• [Exercise prompt]
Search the material below for the word "faoliyati" and copy every line in which it occurs.

>> start

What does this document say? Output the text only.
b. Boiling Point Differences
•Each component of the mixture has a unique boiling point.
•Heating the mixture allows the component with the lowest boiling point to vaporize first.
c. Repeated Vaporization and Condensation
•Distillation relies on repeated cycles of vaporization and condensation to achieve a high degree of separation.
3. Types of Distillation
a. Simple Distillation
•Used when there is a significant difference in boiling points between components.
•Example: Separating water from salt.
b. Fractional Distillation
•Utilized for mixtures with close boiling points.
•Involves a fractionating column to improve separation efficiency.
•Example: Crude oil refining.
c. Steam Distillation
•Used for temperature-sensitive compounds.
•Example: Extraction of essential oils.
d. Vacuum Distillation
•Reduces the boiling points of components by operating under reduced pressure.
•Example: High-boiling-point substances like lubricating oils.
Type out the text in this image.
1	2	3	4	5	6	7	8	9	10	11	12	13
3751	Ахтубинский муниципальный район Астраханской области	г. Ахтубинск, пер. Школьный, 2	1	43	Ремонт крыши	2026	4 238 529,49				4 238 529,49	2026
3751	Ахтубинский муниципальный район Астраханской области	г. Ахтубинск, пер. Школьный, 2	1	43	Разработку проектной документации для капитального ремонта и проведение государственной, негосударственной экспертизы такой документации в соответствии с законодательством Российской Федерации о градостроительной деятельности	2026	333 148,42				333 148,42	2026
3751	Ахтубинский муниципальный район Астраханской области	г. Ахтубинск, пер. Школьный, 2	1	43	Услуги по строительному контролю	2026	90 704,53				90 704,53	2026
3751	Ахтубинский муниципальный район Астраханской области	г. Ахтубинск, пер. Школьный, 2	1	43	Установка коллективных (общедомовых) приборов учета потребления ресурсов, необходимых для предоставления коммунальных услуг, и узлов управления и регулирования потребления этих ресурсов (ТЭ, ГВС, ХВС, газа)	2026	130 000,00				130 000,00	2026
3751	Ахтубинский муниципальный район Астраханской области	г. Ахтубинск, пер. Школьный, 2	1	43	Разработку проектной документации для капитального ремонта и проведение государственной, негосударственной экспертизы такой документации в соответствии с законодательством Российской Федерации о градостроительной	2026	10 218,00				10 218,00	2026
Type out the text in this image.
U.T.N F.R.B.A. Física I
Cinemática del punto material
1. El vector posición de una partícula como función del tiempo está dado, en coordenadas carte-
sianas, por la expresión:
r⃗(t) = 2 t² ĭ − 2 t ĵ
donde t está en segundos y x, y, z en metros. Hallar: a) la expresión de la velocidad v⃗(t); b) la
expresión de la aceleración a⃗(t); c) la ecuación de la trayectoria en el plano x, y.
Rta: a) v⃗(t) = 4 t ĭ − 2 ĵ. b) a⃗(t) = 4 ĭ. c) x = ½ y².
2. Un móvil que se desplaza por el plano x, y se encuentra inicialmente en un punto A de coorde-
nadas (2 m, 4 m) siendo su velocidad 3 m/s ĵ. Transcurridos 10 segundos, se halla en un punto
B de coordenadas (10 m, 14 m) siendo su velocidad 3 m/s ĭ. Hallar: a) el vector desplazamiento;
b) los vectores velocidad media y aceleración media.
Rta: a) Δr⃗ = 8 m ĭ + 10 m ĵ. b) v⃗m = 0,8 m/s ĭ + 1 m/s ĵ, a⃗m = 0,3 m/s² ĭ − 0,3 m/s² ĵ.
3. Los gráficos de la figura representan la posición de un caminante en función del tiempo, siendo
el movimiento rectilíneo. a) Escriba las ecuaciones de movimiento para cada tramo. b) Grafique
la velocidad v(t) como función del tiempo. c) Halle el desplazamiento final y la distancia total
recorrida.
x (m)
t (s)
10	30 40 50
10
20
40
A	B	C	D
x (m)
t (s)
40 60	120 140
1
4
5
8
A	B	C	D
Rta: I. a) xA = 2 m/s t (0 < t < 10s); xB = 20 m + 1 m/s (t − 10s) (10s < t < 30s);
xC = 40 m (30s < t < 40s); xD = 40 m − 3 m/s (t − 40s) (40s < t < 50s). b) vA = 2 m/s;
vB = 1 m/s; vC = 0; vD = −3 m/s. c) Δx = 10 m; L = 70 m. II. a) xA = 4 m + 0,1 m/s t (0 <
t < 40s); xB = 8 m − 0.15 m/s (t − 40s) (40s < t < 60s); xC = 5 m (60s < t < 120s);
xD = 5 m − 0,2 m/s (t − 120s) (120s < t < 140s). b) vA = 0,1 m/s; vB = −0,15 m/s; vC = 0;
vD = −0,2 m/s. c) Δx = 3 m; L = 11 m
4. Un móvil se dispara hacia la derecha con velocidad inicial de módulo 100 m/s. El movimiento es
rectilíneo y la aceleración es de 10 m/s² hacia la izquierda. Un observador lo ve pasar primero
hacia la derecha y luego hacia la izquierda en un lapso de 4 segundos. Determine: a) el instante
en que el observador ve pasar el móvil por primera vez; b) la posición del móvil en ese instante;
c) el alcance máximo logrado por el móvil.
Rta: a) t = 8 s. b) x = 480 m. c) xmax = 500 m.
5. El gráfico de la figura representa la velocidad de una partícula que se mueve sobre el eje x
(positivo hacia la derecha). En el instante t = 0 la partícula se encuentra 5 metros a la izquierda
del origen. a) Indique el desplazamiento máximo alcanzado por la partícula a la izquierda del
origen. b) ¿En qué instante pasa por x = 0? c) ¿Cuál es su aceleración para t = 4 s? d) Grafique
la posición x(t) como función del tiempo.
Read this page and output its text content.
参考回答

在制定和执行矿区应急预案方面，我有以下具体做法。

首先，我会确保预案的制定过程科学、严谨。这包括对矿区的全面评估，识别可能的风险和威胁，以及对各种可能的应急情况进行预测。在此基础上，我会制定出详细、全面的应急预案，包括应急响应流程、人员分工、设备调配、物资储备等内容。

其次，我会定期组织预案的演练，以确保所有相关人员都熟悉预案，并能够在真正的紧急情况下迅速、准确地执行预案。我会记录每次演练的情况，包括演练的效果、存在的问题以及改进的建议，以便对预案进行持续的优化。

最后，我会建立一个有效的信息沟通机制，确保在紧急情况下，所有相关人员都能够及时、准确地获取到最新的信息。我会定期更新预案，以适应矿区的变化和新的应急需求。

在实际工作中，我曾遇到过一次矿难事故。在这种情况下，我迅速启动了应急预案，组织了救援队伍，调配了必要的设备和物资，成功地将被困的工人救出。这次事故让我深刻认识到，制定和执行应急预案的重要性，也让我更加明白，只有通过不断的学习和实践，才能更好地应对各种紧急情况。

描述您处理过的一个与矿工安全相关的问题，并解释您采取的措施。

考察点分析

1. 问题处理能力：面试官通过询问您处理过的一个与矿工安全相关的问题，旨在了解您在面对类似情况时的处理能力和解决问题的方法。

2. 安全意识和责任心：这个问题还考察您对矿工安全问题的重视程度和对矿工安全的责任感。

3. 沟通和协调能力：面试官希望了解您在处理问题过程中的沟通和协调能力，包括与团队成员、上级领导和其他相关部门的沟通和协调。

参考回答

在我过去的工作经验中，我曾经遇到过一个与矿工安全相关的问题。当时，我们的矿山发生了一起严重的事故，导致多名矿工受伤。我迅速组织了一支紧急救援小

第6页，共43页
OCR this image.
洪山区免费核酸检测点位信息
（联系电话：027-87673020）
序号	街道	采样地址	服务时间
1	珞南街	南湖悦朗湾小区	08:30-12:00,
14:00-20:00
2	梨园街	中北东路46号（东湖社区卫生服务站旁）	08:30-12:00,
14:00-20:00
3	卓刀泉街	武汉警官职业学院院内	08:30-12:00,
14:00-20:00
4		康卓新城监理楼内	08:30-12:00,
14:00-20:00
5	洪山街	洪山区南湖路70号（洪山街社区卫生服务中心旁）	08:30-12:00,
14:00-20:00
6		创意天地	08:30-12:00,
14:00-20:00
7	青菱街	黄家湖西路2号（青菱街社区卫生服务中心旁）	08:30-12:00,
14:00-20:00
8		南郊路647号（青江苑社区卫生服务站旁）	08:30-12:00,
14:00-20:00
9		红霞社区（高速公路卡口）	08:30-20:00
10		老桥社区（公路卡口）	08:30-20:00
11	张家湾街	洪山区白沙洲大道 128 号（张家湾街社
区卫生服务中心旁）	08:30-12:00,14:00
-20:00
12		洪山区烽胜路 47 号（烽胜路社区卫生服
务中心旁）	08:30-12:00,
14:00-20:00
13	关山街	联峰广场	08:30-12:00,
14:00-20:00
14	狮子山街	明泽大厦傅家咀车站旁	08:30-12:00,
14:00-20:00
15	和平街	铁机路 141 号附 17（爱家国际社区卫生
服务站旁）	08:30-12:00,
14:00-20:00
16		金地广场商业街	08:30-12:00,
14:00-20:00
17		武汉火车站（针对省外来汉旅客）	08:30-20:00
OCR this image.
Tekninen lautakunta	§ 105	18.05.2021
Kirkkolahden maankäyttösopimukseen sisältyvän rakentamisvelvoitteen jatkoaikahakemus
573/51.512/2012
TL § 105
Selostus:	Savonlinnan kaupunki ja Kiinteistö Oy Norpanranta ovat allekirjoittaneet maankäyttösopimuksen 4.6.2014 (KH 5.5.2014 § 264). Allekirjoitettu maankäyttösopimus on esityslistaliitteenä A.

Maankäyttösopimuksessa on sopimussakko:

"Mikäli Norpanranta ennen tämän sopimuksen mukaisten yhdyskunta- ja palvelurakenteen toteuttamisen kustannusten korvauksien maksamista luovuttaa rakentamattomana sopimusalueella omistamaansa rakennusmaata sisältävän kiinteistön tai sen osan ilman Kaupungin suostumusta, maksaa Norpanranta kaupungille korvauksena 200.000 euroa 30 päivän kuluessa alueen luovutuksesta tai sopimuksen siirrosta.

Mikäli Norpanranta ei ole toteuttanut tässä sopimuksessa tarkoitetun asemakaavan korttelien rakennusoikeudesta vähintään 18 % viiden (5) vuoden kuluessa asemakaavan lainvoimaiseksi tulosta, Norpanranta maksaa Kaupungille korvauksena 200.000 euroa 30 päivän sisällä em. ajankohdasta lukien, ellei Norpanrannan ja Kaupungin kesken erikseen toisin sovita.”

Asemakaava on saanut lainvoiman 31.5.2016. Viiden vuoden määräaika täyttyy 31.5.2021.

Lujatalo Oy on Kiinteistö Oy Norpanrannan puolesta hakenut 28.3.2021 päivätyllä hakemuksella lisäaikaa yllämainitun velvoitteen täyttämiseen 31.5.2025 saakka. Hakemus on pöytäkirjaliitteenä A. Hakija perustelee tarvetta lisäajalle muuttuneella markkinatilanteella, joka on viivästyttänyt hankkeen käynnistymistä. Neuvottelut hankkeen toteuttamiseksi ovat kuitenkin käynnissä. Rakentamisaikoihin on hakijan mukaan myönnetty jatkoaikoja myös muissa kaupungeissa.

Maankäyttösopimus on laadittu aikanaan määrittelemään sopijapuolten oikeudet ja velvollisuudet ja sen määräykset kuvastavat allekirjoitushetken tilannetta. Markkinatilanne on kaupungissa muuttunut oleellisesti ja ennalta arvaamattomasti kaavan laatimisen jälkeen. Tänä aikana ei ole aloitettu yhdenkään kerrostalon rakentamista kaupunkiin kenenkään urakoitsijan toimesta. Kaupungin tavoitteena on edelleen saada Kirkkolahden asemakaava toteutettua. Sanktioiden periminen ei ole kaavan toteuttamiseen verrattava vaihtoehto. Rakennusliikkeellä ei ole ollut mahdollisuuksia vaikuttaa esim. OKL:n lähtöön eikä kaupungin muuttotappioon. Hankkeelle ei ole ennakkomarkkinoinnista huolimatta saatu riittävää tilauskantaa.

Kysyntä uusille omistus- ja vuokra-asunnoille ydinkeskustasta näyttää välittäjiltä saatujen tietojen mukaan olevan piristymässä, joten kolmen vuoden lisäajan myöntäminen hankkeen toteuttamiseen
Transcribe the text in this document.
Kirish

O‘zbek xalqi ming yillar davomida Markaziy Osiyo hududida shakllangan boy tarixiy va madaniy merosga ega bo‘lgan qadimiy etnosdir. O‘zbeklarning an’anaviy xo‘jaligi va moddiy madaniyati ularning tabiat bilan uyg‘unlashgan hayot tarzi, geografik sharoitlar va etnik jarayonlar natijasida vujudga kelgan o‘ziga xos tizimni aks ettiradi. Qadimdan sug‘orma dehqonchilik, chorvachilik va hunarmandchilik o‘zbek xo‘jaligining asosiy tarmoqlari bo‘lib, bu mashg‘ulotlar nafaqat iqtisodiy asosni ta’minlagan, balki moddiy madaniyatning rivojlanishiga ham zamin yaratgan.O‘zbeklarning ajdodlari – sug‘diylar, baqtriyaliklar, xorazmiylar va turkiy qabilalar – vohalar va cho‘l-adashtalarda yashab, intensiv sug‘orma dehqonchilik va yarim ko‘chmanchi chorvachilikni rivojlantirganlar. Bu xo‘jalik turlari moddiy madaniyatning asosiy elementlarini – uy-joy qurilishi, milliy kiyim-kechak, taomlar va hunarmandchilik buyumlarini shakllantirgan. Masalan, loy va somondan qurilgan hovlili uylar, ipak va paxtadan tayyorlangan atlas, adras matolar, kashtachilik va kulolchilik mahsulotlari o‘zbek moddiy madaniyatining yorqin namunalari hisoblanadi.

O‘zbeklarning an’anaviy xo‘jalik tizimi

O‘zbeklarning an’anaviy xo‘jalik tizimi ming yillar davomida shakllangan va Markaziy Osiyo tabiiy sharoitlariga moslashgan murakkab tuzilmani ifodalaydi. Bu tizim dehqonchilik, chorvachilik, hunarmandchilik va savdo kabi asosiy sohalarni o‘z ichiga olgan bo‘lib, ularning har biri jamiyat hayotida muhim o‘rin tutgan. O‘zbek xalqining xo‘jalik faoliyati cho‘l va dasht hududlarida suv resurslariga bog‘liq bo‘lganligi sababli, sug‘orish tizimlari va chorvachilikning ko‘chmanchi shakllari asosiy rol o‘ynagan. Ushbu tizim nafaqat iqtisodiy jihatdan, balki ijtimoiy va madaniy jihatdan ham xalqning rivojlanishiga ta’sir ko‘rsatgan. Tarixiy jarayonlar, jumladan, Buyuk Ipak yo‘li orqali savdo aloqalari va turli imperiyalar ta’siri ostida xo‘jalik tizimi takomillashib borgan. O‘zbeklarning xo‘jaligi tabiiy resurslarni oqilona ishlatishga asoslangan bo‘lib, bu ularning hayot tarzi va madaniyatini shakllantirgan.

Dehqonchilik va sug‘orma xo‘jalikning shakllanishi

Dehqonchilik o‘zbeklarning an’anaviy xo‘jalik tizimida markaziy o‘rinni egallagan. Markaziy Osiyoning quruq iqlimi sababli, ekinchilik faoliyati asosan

>> end

• [Exercise result]
O‘zbeklarning an’anaviy xo‘jalik tizimi ming yillar davomida shakllangan va Markaziy Osiyo tabiiy sharoitlariga moslashgan murakkab tuzilmani ifodalaydi. Bu tizim dehqonchilik, chorvachilik, hunarmandchilik va savdo kabi asosiy sohalarni o‘z ichiga olgan bo‘lib, ularning har biri jamiyat hayotida muhim o‘rin tutgan. O‘zbek xalqining xo‘jalik faoliyati cho‘l va dasht hududlarida suv resurslariga bog‘liq bo‘lganligi sababli, sug‘orish tizimlari va chorvachilikning ko‘chmanchi shakllari asosiy rol o‘ynagan. Ushbu tizim nafaqat iqtisodiy jihatdan, balki ijtimoiy va madaniy jihatdan ham xalqning rivojlanishiga ta’sir ko‘rsatgan. Tarixiy jarayonlar, jumladan, Buyuk Ipak yo‘li orqali savdo aloqalari va turli imperiyalar ta’siri ostida xo‘jalik tizimi takomillashib borgan. O‘zbeklarning xo‘jaligi tabiiy resurslarni oqilona ishlatishga asoslangan bo‘lib, bu ularning hayot tarzi va madaniyatini shakllantirgan.
Dehqonchilik o‘zbeklarning an’anaviy xo‘jalik tizimida markaziy o‘rinni egallagan. Markaziy Osiyoning quruq iqlimi sababli, ekinchilik faoliyati asosan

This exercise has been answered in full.